— Start of Provided records —
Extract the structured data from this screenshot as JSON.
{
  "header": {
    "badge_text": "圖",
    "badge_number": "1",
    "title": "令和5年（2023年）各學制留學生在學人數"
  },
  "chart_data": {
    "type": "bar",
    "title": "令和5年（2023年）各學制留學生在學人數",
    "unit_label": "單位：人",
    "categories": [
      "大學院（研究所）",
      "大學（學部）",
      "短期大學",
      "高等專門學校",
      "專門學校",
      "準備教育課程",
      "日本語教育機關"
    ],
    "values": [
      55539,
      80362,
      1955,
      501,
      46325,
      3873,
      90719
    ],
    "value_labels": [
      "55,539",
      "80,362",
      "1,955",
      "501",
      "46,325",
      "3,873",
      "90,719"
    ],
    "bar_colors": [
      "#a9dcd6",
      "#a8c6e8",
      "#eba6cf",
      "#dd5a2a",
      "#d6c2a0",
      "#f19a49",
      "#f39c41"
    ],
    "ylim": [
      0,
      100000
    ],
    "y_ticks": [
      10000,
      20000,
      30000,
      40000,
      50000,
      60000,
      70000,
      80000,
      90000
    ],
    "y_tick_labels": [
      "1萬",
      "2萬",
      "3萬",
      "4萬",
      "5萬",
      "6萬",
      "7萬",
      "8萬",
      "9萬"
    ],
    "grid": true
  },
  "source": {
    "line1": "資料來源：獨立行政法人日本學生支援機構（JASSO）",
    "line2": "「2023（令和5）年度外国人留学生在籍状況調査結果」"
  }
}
— End of Provided records —
— Start of Provided records —
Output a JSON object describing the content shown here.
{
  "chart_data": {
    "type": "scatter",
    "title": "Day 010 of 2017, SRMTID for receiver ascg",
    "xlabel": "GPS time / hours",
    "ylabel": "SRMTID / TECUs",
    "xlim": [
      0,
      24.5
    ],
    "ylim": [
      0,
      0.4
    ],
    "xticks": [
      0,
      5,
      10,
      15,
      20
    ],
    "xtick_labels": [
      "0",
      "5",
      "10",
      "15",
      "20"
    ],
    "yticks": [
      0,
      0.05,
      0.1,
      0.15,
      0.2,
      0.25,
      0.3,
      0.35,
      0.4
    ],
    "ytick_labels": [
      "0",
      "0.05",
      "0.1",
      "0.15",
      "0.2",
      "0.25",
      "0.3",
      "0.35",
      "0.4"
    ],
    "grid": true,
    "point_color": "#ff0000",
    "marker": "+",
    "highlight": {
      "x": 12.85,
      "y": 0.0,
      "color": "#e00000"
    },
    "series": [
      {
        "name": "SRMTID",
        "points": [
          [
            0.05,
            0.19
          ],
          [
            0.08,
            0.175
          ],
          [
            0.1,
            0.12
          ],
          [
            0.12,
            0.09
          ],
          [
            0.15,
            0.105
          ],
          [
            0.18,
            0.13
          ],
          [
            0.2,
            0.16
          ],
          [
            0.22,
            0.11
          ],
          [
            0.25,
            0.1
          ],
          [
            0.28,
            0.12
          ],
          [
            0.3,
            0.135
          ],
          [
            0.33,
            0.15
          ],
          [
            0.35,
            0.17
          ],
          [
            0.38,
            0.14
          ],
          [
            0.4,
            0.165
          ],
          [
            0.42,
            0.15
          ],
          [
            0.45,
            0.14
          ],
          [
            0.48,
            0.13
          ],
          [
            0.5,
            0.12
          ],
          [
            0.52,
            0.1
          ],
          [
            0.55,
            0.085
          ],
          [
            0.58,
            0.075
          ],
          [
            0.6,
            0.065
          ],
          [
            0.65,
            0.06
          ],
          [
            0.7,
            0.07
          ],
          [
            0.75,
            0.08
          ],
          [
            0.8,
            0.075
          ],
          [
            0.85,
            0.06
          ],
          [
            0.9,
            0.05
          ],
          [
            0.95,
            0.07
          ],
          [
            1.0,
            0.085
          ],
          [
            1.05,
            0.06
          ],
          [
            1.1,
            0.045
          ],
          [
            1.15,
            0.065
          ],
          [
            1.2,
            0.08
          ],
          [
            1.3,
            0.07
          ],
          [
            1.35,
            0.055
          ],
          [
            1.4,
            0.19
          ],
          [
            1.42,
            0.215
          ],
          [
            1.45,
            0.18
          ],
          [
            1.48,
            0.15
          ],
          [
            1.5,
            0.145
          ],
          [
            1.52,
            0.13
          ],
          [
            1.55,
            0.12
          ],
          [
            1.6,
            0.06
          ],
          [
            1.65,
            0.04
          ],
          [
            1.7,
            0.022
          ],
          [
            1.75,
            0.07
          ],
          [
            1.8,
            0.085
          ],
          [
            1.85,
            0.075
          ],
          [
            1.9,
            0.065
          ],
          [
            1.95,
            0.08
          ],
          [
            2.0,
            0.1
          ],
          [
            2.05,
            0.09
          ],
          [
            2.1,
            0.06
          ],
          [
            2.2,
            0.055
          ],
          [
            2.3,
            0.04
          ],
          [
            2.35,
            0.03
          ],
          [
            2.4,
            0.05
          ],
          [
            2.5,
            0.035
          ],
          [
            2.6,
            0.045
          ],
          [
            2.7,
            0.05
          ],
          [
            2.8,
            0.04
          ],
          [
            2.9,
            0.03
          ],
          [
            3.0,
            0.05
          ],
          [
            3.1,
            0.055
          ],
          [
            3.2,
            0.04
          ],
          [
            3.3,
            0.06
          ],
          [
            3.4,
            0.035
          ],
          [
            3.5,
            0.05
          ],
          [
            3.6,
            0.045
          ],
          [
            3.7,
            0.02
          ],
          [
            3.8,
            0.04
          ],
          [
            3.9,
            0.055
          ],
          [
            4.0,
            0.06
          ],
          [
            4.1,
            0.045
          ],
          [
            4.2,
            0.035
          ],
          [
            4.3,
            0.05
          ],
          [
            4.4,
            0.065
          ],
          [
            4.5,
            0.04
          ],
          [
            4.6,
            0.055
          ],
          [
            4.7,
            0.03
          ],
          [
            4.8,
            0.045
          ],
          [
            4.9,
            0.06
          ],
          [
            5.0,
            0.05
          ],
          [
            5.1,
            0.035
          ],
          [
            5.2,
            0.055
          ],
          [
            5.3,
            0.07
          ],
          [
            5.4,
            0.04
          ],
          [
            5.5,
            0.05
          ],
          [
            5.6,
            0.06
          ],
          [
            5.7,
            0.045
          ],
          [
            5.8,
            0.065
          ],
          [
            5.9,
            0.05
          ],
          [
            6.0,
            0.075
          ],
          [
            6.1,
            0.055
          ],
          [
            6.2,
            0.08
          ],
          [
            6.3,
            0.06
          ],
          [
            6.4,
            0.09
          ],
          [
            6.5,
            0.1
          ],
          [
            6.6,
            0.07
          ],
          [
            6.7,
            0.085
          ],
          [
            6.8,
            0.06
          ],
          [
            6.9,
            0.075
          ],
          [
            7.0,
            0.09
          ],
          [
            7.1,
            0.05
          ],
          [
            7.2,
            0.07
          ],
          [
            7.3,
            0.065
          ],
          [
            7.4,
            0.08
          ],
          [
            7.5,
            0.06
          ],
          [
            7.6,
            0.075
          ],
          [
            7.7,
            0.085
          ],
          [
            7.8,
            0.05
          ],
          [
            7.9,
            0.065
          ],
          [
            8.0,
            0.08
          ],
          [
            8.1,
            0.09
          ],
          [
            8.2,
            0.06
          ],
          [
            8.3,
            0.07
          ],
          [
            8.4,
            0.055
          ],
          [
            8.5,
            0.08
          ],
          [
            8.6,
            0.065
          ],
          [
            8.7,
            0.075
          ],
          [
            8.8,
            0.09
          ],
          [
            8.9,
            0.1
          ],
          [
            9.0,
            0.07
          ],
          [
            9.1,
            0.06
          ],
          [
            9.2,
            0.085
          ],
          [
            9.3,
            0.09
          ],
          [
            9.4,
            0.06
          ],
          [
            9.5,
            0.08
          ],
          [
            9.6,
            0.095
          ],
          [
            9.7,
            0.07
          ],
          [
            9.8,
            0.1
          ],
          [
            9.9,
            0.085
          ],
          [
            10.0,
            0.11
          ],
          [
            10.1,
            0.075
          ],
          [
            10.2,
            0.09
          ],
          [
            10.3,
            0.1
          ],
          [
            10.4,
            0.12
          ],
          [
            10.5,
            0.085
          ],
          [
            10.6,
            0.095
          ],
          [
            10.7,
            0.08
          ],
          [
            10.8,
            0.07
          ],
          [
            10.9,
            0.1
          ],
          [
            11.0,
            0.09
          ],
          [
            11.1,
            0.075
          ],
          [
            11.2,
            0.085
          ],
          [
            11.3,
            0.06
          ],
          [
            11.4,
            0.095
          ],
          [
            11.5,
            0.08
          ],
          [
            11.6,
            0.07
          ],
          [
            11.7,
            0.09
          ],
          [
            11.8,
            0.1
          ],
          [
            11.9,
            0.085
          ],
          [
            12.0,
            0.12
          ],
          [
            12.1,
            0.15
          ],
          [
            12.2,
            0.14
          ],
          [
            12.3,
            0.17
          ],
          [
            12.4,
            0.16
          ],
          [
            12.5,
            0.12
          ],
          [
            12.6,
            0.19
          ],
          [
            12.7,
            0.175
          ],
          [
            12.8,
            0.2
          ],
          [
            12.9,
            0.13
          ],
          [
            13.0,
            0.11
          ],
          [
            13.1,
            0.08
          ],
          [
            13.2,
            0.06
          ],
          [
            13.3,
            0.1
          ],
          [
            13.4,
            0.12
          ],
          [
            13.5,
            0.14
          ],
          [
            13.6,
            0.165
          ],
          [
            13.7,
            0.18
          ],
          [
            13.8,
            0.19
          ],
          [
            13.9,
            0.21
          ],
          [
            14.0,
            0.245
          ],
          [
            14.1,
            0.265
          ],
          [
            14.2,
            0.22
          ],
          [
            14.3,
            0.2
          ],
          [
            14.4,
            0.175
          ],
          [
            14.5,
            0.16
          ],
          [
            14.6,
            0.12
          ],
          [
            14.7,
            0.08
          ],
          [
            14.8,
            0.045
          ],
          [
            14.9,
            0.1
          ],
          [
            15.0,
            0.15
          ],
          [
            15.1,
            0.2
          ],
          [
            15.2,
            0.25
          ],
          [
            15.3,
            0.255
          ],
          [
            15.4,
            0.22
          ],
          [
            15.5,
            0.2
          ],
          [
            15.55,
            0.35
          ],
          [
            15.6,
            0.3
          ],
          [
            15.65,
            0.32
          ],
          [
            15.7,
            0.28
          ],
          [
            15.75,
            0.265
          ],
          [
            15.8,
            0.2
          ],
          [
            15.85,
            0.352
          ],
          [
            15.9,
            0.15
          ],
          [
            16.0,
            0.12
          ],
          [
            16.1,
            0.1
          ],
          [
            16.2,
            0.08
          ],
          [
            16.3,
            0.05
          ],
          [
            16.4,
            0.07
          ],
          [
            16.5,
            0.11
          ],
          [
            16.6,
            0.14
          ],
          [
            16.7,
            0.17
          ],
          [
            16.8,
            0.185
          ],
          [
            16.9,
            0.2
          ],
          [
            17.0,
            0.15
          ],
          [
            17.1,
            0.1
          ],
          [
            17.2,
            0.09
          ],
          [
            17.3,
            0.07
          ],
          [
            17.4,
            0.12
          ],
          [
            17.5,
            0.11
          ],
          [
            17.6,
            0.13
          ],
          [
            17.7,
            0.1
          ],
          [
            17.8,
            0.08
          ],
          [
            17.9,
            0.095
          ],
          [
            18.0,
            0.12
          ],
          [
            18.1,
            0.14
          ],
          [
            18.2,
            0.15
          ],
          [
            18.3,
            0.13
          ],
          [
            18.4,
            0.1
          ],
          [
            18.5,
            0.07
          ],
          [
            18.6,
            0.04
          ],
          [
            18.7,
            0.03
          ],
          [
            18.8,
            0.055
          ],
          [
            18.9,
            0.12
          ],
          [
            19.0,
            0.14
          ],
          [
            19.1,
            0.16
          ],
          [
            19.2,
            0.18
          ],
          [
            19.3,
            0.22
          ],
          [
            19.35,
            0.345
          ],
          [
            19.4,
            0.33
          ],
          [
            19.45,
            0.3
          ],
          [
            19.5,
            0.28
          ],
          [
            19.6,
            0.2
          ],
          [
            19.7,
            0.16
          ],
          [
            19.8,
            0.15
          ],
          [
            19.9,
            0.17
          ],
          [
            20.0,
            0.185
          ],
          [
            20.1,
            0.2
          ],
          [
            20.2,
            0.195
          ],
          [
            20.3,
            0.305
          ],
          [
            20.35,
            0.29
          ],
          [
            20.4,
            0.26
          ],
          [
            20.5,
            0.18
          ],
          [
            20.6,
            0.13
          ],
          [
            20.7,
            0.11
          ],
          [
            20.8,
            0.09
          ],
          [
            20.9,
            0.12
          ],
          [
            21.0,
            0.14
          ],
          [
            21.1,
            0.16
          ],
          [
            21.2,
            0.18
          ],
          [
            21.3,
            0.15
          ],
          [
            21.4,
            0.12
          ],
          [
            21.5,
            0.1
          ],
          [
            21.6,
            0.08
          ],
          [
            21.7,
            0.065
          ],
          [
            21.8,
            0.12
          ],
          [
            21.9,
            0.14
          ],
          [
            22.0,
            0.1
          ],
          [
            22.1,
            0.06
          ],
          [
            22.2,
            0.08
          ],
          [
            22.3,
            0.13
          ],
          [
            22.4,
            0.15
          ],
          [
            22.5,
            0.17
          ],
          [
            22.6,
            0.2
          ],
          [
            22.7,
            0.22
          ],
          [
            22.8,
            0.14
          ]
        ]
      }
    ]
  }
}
— End of Provided records —
— Start of Provided records —
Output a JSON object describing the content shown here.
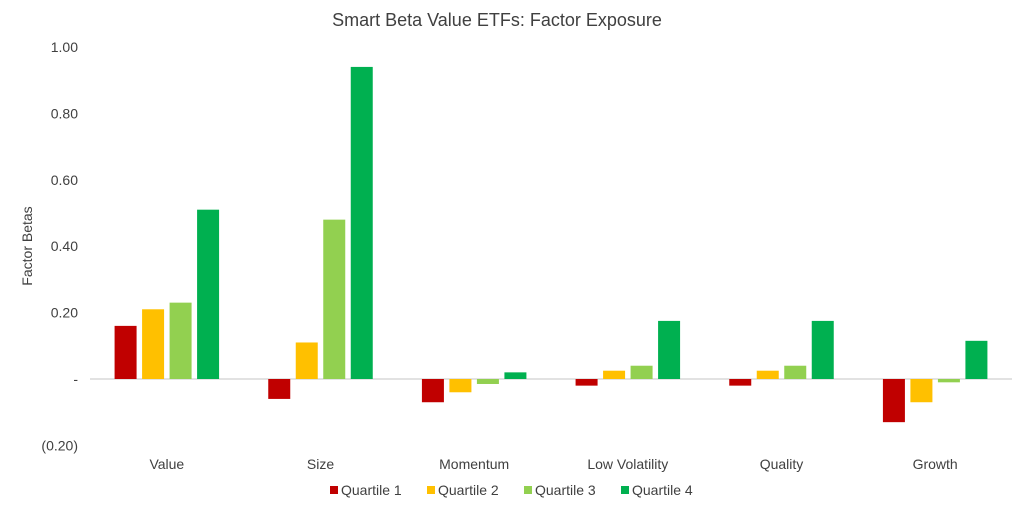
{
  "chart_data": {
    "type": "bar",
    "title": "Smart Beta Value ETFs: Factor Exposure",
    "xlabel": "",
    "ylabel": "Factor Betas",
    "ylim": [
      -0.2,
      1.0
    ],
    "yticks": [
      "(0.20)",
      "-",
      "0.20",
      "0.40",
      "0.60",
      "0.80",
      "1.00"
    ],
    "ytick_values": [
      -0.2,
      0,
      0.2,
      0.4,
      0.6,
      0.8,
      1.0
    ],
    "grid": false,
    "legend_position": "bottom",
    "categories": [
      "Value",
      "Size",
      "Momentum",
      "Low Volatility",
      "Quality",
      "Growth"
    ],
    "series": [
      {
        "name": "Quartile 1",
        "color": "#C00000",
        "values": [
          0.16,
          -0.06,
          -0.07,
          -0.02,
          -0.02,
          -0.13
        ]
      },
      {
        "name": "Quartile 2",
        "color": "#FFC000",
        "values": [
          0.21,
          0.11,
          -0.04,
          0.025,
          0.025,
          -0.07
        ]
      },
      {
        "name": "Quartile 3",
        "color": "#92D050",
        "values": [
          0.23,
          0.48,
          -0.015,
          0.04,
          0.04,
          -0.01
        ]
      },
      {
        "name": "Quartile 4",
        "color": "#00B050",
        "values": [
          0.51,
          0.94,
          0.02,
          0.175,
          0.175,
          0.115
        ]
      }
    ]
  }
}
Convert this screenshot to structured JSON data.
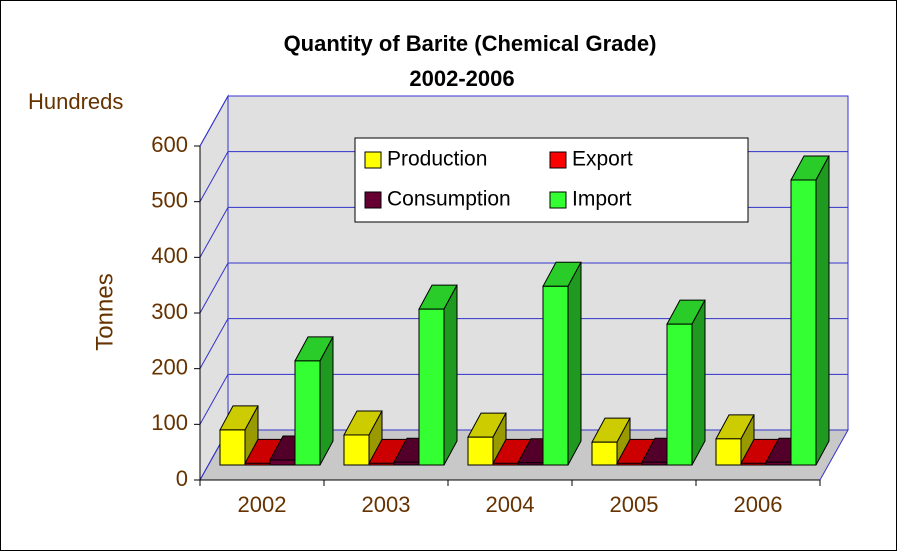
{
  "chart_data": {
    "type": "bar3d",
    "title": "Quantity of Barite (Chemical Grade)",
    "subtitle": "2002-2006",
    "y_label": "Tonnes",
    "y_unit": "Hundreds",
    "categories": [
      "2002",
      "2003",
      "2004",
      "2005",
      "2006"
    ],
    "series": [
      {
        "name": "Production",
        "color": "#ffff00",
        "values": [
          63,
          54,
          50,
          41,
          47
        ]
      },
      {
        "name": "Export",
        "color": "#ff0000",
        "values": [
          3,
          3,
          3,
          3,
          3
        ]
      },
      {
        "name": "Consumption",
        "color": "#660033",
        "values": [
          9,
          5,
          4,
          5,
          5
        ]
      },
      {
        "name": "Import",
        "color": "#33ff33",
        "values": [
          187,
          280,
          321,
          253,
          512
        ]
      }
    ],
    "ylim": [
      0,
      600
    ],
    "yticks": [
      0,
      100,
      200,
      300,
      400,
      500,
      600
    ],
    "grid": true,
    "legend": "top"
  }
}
— End of Provided records —
> _Your instructions_
In the lines above, find each one with "type" and list it.

> _Result below_
    "type": "bar",
    "type": "scatter",
    "type": "bar",
    "type": "bar3d",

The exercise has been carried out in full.